PROMPT: Write out the entries below once more, exactly, with the pictures left out.

(Figure collection entries)

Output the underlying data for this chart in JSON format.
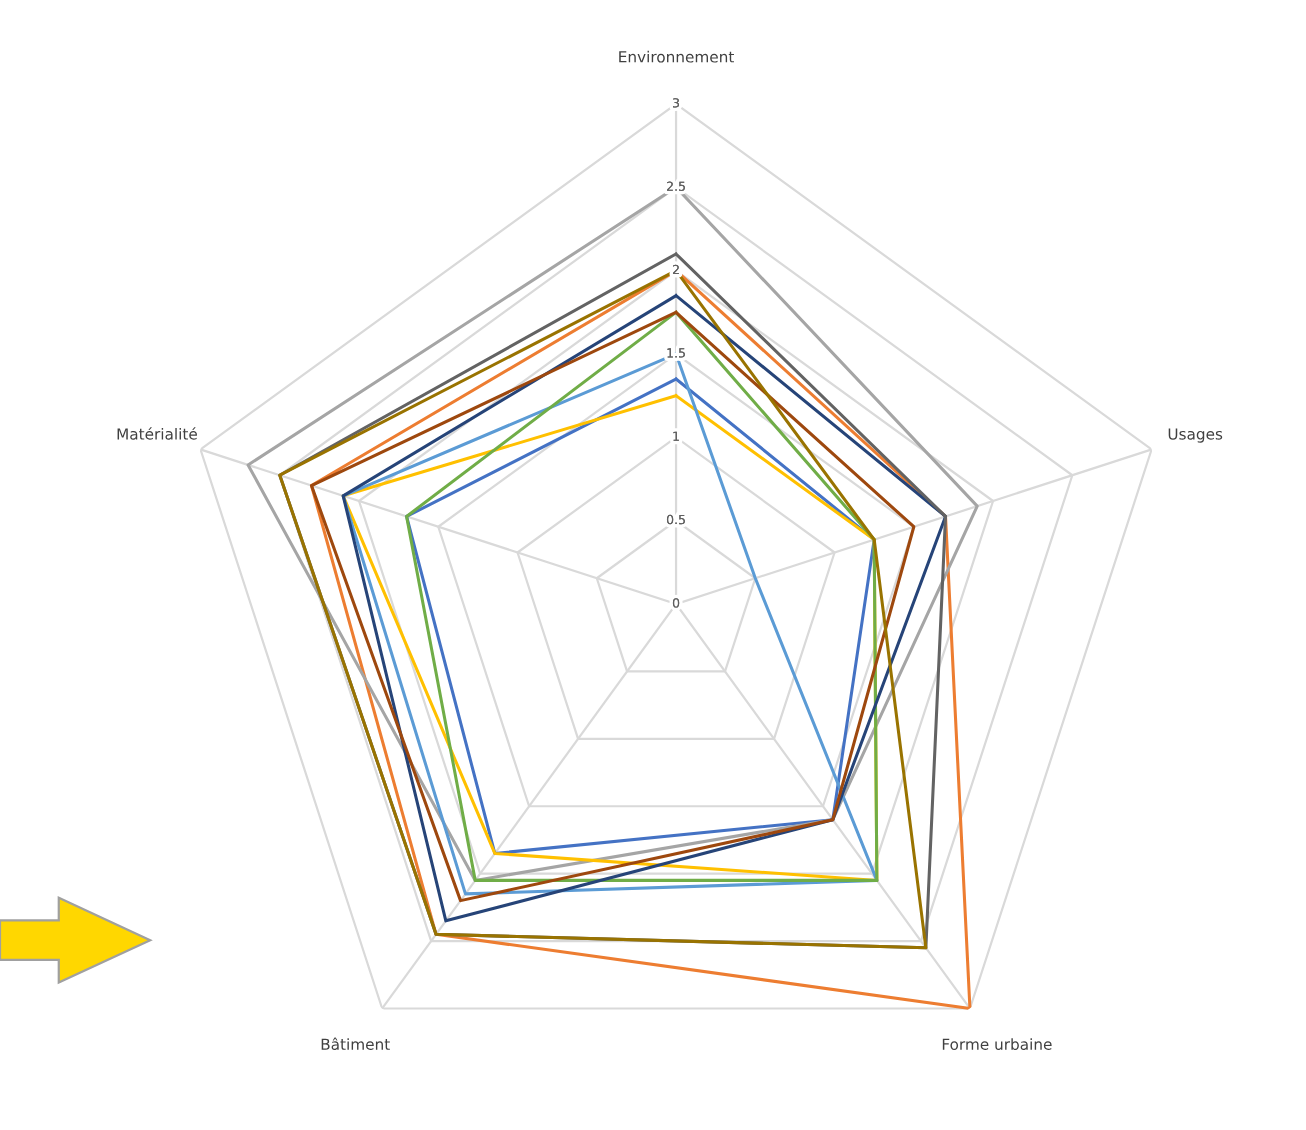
{
  "chart_data": {
    "type": "radar",
    "categories": [
      "Environnement",
      "Usages",
      "Forme urbaine",
      "Bâtiment",
      "Matérialité"
    ],
    "ylim": [
      0,
      3
    ],
    "yticks": [
      0,
      0.5,
      1,
      1.5,
      2,
      2.5,
      3
    ],
    "grid": true,
    "series": [
      {
        "color": "#4472c4",
        "values": [
          1.35,
          1.25,
          1.6,
          1.85,
          1.7
        ]
      },
      {
        "color": "#ed7d31",
        "values": [
          2.0,
          1.7,
          3.0,
          2.45,
          2.3
        ]
      },
      {
        "color": "#a5a5a5",
        "values": [
          2.5,
          1.9,
          1.6,
          2.05,
          2.7
        ]
      },
      {
        "color": "#ffc000",
        "values": [
          1.25,
          1.25,
          2.05,
          1.85,
          2.1
        ]
      },
      {
        "color": "#5b9bd5",
        "values": [
          1.5,
          0.5,
          2.05,
          2.15,
          2.1
        ]
      },
      {
        "color": "#70ad47",
        "values": [
          1.75,
          1.25,
          2.05,
          2.05,
          1.7
        ]
      },
      {
        "color": "#264478",
        "values": [
          1.85,
          1.7,
          1.6,
          2.35,
          2.1
        ]
      },
      {
        "color": "#9e480e",
        "values": [
          1.75,
          1.5,
          1.6,
          2.2,
          2.3
        ]
      },
      {
        "color": "#636363",
        "values": [
          2.1,
          1.7,
          2.55,
          2.45,
          2.5
        ]
      },
      {
        "color": "#997300",
        "values": [
          2.0,
          1.25,
          2.55,
          2.45,
          2.5
        ]
      }
    ]
  }
}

TASK OUTPUT:
Output the underlying data for this chart in JSON format.
{
  "chart_data": {
    "type": "radar",
    "categories": [
      "Environnement",
      "Usages",
      "Forme urbaine",
      "Bâtiment",
      "Matérialité"
    ],
    "ylim": [
      0,
      3
    ],
    "yticks": [
      0,
      0.5,
      1,
      1.5,
      2,
      2.5,
      3
    ],
    "grid": true,
    "series": [
      {
        "color": "#4472c4",
        "values": [
          1.35,
          1.25,
          1.6,
          1.85,
          1.7
        ]
      },
      {
        "color": "#ed7d31",
        "values": [
          2.0,
          1.7,
          3.0,
          2.45,
          2.3
        ]
      },
      {
        "color": "#a5a5a5",
        "values": [
          2.5,
          1.9,
          1.6,
          2.05,
          2.7
        ]
      },
      {
        "color": "#ffc000",
        "values": [
          1.25,
          1.25,
          2.05,
          1.85,
          2.1
        ]
      },
      {
        "color": "#5b9bd5",
        "values": [
          1.5,
          0.5,
          2.05,
          2.15,
          2.1
        ]
      },
      {
        "color": "#70ad47",
        "values": [
          1.75,
          1.25,
          2.05,
          2.05,
          1.7
        ]
      },
      {
        "color": "#264478",
        "values": [
          1.85,
          1.7,
          1.6,
          2.35,
          2.1
        ]
      },
      {
        "color": "#9e480e",
        "values": [
          1.75,
          1.5,
          1.6,
          2.2,
          2.3
        ]
      },
      {
        "color": "#636363",
        "values": [
          2.1,
          1.7,
          2.55,
          2.45,
          2.5
        ]
      },
      {
        "color": "#997300",
        "values": [
          2.0,
          1.25,
          2.55,
          2.45,
          2.5
        ]
      }
    ]
  }
}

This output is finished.